*Requests:*
1/ In the hydrogen refueling text, how many kilograms of hydrogen per day can the three HySTAT™60 electrolysers produce?
2/ Carry on the text about hydrogen refueling stations from where it stops.

*Page text:*
====

Generalized schematic of the hydrogen refuelling infrastructure

The physical boundaries of the refuelling stations encompass relevant input flows: electricity, water supply (for electrolyser), external hydrogen supply (as a by-product of a chemical plant). The amount of hydrogen dispensed to the bus is the reference flow and, hence, the functional unit of the HRI.

Table 1 shows the energy demand of individual dispensers, and Table 2 summarizes the intervening processes. The reported values are normalized with respect to 1 kg of hydrogen produced or dispensed to the bus. Three individual unit processes, one for each hydrogen path, have been conceived and implemented, based on the above-collected data. It is worth to underscore that the differences in electricity demand at the refuelling station are mainly due to different dispenser unit configuration and setup, thus leading to specific energy demand to power the station.

Table 1 Hydrogen refuelling unit (HRU) energy demand
Table 2 Hydrogen production unit (HPU) product system summary, components' demand factors and inventory data sources

HRI with on-site water electrolyser. The process is modelled using project data on the electrolier performance and energy used to power the plant. The material and energy used to build the station are based on information gathered from Aberdeen site and from literature [72]. The plant consists of three HySTAT™60 electrolyser, capable of producing 360 kg of hydrogen per day, two compressors and a 420-kg storage unit. The hydrogen generating unit is based on the principles of alkaline water electrolysis. In alkaline electrolysis the reaction occurs in a solution composed of water and liquid electrolyte (30% potassium hydroxide, KOH) between two electrodes. When a sufficient voltage is applied between the two electrodes, at the cathode water molecules take electrons to make OH ions and H2 molecule. OH ions travel through the 30% KOH electrolyte towards the anode where they combine and give up their extra electrons to make water, electrons and O2. The recombination of hydrogen and oxygen at this stage is avoided by means of the highly efficient and patented IMET® ion-exchange membrane. The gases produced are cooled, purified, compressed and stored. The alkaline cell inventory, including the stack arrangement, and additional balance of plant required to turn an AFC stack into a functional unit, is calculated from Staffell and Ingram [64]. The compressor data are based on [42] who elaborated the inventory for a hydrogen refuelling station from HydroStaoil assembled in Reykjavik. The energy demand of the plant is the following: the hydrogen production unit (HPU) requires 70.41 KWh/KgH2, the dispenser 7.45 KWh/KgH2. The values are collected from the infrastructure performance figures delivered by Aberdeen City Council on a monthly basis.

HRI supplied by hydrogen as by-product from Chlor-alkali Electrolysis. As recalled in introduction section, the main technologies applied for chlor-alkali production are mercury (19.7%), diaphragm (13.6%) and membrane (65.3%) cell electrolysis, mainly using sodium chloride (NaCl) as feed or to a lesser extent using potassium chloride (KCl) for the production of potassium hydroxide. Therefore, the result unit process is a weighted average of the above-mentioned production technologies. The gas is delivered to the station via underground pipes. The electricity demand of the station is relevant to the dispenser to fill the bus with the gas and ranges between 2.47 KWh/KgH2 (Antwerp site) and 7.1 KWh/KgH2 (Groningen site). The material and energy used to build and maintain the station are considered in the model.

====

*Data:*
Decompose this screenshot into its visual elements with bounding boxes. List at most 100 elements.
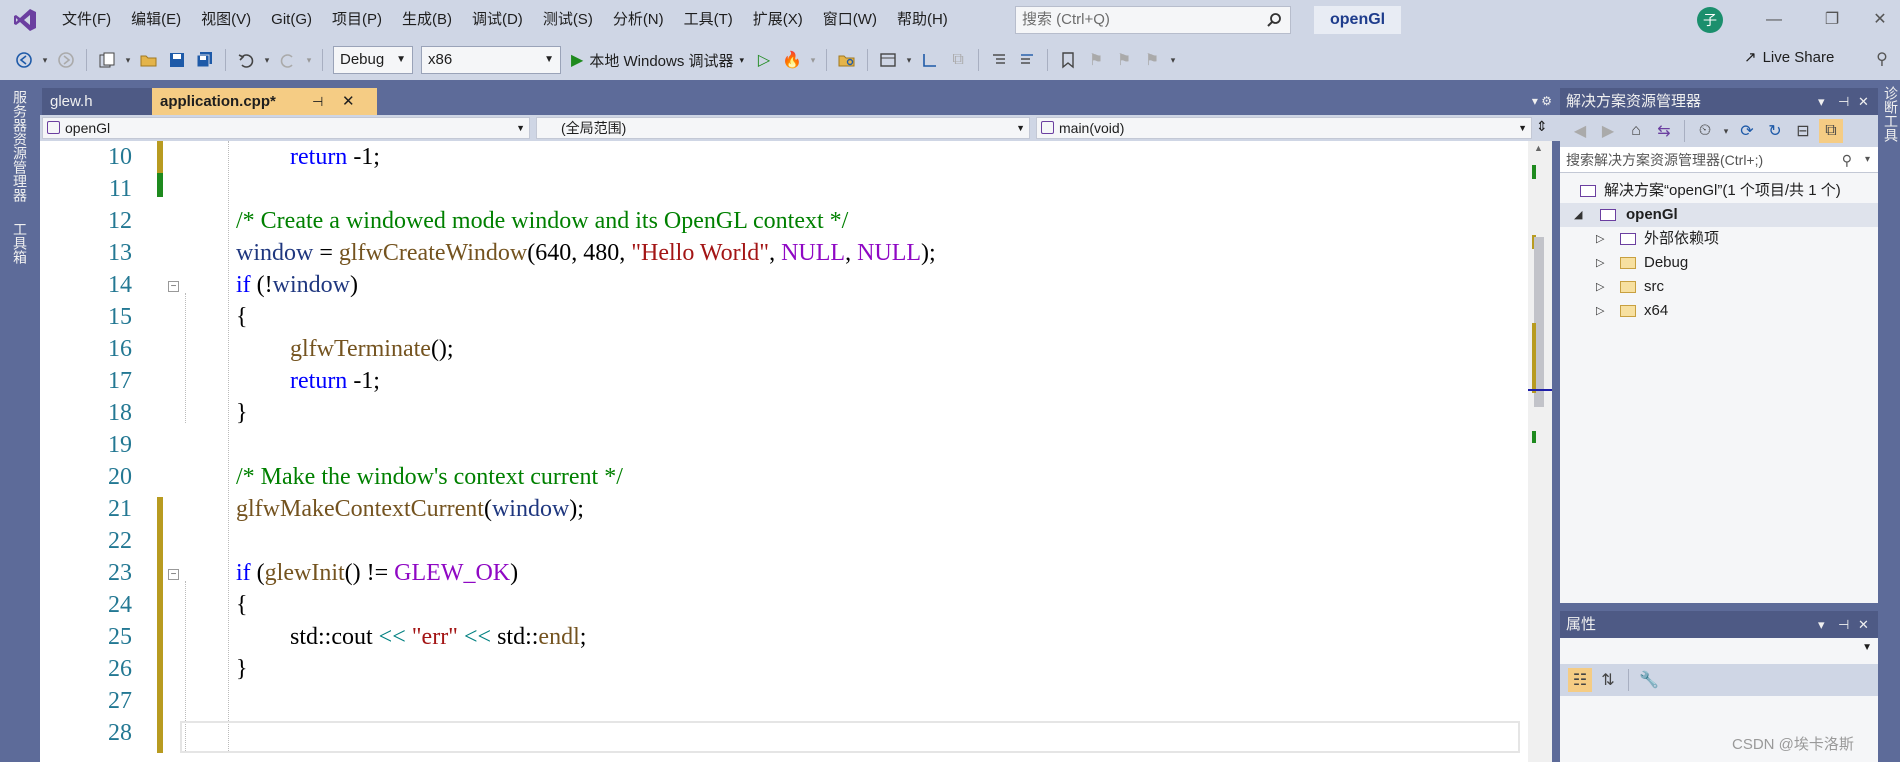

====

*Task-by-task answers:*
1/ 360 kg of hydrogen per day.

2/
HRI supplied by hydrogen from SMR process. The process is modelled from Spath and Mann [62], [44] and Ecoinvent database. The electricity demand, relevant to the dispenser unit, is about 8.15 KWh/KgH2 (Sanremo site). The gas is delivered to the station via tubes trailer trucks. As mentioned above, the material and energy used to build and maintain the station are also included in the inventory.

2.4.2 Hydrogen fuel cell bus

The vehicle, object of the present study, is a A330 hybrid fuel cell buses from Van Hool (Belgium), belonging to vehicle category M3 as per Directive 2007/46/EC (EU 2007b). In such new buses, the fuel system and internal combustion engine have been replaced by a high-pressure (350 bar) hydrogen storage system, two polymer electrolyte (PEM) fuel cell stacks (overall 150 KW of rated power), including balance of plant components (fuel cell auxiliary systems), a lithium-ion battery (17 KWh), a DC/AC inverter, and two electric motors. The electric motors power a standard low floor rear axle through an automatic gearbox, similar to the configuration of the conventional bus. Most auxiliaries except those specific to the fuel cell system are standard.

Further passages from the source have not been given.